▶ **Exercise details**
Every entry here needs to be repeated exactly.

··········

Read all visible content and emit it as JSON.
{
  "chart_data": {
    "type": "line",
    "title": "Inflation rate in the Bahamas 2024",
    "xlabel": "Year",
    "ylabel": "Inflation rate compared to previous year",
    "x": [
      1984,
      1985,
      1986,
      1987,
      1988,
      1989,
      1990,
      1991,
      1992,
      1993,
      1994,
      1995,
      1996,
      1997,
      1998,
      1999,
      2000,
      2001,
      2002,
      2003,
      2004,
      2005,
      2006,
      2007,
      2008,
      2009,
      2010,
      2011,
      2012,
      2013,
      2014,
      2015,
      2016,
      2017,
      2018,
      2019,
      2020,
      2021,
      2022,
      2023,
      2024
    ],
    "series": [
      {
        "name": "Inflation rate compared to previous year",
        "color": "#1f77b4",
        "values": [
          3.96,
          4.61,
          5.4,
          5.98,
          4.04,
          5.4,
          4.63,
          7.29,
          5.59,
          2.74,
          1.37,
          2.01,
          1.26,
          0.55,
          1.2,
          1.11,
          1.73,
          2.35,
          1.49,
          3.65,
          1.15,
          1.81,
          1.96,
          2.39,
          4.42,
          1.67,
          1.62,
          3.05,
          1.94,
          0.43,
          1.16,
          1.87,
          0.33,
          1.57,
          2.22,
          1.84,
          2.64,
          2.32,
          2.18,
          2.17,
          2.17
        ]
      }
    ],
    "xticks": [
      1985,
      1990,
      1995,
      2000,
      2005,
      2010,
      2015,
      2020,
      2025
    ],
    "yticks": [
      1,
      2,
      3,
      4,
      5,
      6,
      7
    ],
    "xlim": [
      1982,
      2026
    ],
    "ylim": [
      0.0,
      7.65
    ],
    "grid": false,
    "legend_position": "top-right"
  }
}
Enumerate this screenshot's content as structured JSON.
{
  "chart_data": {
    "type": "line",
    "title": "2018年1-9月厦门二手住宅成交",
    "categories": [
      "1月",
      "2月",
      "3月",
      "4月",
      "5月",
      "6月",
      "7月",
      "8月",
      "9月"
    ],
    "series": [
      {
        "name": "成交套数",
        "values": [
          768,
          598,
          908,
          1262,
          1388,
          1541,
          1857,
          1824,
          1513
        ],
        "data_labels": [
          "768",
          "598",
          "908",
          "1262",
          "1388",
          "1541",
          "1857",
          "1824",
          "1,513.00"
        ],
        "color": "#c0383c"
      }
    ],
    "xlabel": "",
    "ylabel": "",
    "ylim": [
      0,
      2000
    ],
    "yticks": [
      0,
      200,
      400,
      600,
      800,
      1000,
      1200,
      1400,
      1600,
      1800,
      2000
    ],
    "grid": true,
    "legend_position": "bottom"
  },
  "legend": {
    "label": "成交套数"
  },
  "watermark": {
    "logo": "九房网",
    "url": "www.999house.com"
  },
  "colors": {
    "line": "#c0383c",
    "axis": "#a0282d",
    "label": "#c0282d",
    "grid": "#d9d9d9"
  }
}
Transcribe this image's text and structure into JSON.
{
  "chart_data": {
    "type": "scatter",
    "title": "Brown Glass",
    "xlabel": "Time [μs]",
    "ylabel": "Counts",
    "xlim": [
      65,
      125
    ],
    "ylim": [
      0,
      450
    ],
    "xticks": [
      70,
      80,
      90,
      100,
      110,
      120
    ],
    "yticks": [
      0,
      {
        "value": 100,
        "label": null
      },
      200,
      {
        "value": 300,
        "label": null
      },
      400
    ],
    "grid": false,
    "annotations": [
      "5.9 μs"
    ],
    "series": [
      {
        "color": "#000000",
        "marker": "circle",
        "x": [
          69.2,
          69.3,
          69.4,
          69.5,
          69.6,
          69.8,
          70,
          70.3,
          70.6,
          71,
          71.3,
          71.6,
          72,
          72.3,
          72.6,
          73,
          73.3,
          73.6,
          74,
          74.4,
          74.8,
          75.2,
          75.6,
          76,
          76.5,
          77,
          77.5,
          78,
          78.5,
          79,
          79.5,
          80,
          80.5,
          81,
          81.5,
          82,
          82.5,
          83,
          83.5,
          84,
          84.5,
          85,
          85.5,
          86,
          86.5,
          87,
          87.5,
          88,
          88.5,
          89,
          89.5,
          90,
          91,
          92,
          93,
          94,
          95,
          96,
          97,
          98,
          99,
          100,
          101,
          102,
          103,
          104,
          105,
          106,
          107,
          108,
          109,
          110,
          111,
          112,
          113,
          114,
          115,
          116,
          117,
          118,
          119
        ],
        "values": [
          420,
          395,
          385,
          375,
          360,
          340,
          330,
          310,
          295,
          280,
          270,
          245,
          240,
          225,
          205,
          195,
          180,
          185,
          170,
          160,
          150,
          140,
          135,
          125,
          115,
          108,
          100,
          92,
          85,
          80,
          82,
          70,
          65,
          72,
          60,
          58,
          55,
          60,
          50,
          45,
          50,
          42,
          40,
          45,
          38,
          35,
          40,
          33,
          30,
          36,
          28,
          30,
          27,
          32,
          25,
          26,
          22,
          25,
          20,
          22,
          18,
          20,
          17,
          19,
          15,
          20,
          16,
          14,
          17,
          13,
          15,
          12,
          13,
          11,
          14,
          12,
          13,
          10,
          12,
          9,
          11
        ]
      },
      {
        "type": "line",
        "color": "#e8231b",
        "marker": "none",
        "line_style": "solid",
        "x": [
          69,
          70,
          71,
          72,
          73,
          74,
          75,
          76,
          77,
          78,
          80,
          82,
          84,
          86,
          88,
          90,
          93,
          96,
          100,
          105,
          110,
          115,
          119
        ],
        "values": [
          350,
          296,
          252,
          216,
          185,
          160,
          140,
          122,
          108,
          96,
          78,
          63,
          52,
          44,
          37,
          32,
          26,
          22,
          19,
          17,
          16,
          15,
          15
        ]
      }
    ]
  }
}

··········

▶ **Right answer**
Read all visible content and emit it as JSON.
{
  "chart_data": {
    "type": "line",
    "title": "Inflation rate in the Bahamas 2024",
    "xlabel": "Year",
    "ylabel": "Inflation rate compared to previous year",
    "x": [
      1984,
      1985,
      1986,
      1987,
      1988,
      1989,
      1990,
      1991,
      1992,
      1993,
      1994,
      1995,
      1996,
      1997,
      1998,
      1999,
      2000,
      2001,
      2002,
      2003,
      2004,
      2005,
      2006,
      2007,
      2008,
      2009,
      2010,
      2011,
      2012,
      2013,
      2014,
      2015,
      2016,
      2017,
      2018,
      2019,
      2020,
      2021,
      2022,
      2023,
      2024
    ],
    "series": [
      {
        "name": "Inflation rate compared to previous year",
        "color": "#1f77b4",
        "values": [
          3.96,
          4.61,
          5.4,
          5.98,
          4.04,
          5.4,
          4.63,
          7.29,
          5.59,
          2.74,
          1.37,
          2.01,
          1.26,
          0.55,
          1.2,
          1.11,
          1.73,
          2.35,
          1.49,
          3.65,
          1.15,
          1.81,
          1.96,
          2.39,
          4.42,
          1.67,
          1.62,
          3.05,
          1.94,
          0.43,
          1.16,
          1.87,
          0.33,
          1.57,
          2.22,
          1.84,
          2.64,
          2.32,
          2.18,
          2.17,
          2.17
        ]
      }
    ],
    "xticks": [
      1985,
      1990,
      1995,
      2000,
      2005,
      2010,
      2015,
      2020,
      2025
    ],
    "yticks": [
      1,
      2,
      3,
      4,
      5,
      6,
      7
    ],
    "xlim": [
      1982,
      2026
    ],
    "ylim": [
      0.0,
      7.65
    ],
    "grid": false,
    "legend_position": "top-right"
  }
}
Enumerate this screenshot's content as structured JSON.
{
  "chart_data": {
    "type": "line",
    "title": "2018年1-9月厦门二手住宅成交",
    "categories": [
      "1月",
      "2月",
      "3月",
      "4月",
      "5月",
      "6月",
      "7月",
      "8月",
      "9月"
    ],
    "series": [
      {
        "name": "成交套数",
        "values": [
          768,
          598,
          908,
          1262,
          1388,
          1541,
          1857,
          1824,
          1513
        ],
        "data_labels": [
          "768",
          "598",
          "908",
          "1262",
          "1388",
          "1541",
          "1857",
          "1824",
          "1,513.00"
        ],
        "color": "#c0383c"
      }
    ],
    "xlabel": "",
    "ylabel": "",
    "ylim": [
      0,
      2000
    ],
    "yticks": [
      0,
      200,
      400,
      600,
      800,
      1000,
      1200,
      1400,
      1600,
      1800,
      2000
    ],
    "grid": true,
    "legend_position": "bottom"
  },
  "legend": {
    "label": "成交套数"
  },
  "watermark": {
    "logo": "九房网",
    "url": "www.999house.com"
  },
  "colors": {
    "line": "#c0383c",
    "axis": "#a0282d",
    "label": "#c0282d",
    "grid": "#d9d9d9"
  }
}
Transcribe this image's text and structure into JSON.
{
  "chart_data": {
    "type": "scatter",
    "title": "Brown Glass",
    "xlabel": "Time [μs]",
    "ylabel": "Counts",
    "xlim": [
      65,
      125
    ],
    "ylim": [
      0,
      450
    ],
    "xticks": [
      70,
      80,
      90,
      100,
      110,
      120
    ],
    "yticks": [
      0,
      {
        "value": 100,
        "label": null
      },
      200,
      {
        "value": 300,
        "label": null
      },
      400
    ],
    "grid": false,
    "annotations": [
      "5.9 μs"
    ],
    "series": [
      {
        "color": "#000000",
        "marker": "circle",
        "x": [
          69.2,
          69.3,
          69.4,
          69.5,
          69.6,
          69.8,
          70,
          70.3,
          70.6,
          71,
          71.3,
          71.6,
          72,
          72.3,
          72.6,
          73,
          73.3,
          73.6,
          74,
          74.4,
          74.8,
          75.2,
          75.6,
          76,
          76.5,
          77,
          77.5,
          78,
          78.5,
          79,
          79.5,
          80,
          80.5,
          81,
          81.5,
          82,
          82.5,
          83,
          83.5,
          84,
          84.5,
          85,
          85.5,
          86,
          86.5,
          87,
          87.5,
          88,
          88.5,
          89,
          89.5,
          90,
          91,
          92,
          93,
          94,
          95,
          96,
          97,
          98,
          99,
          100,
          101,
          102,
          103,
          104,
          105,
          106,
          107,
          108,
          109,
          110,
          111,
          112,
          113,
          114,
          115,
          116,
          117,
          118,
          119
        ],
        "values": [
          420,
          395,
          385,
          375,
          360,
          340,
          330,
          310,
          295,
          280,
          270,
          245,
          240,
          225,
          205,
          195,
          180,
          185,
          170,
          160,
          150,
          140,
          135,
          125,
          115,
          108,
          100,
          92,
          85,
          80,
          82,
          70,
          65,
          72,
          60,
          58,
          55,
          60,
          50,
          45,
          50,
          42,
          40,
          45,
          38,
          35,
          40,
          33,
          30,
          36,
          28,
          30,
          27,
          32,
          25,
          26,
          22,
          25,
          20,
          22,
          18,
          20,
          17,
          19,
          15,
          20,
          16,
          14,
          17,
          13,
          15,
          12,
          13,
          11,
          14,
          12,
          13,
          10,
          12,
          9,
          11
        ]
      },
      {
        "type": "line",
        "color": "#e8231b",
        "marker": "none",
        "line_style": "solid",
        "x": [
          69,
          70,
          71,
          72,
          73,
          74,
          75,
          76,
          77,
          78,
          80,
          82,
          84,
          86,
          88,
          90,
          93,
          96,
          100,
          105,
          110,
          115,
          119
        ],
        "values": [
          350,
          296,
          252,
          216,
          185,
          160,
          140,
          122,
          108,
          96,
          78,
          63,
          52,
          44,
          37,
          32,
          26,
          22,
          19,
          17,
          16,
          15,
          15
        ]
      }
    ]
  }
}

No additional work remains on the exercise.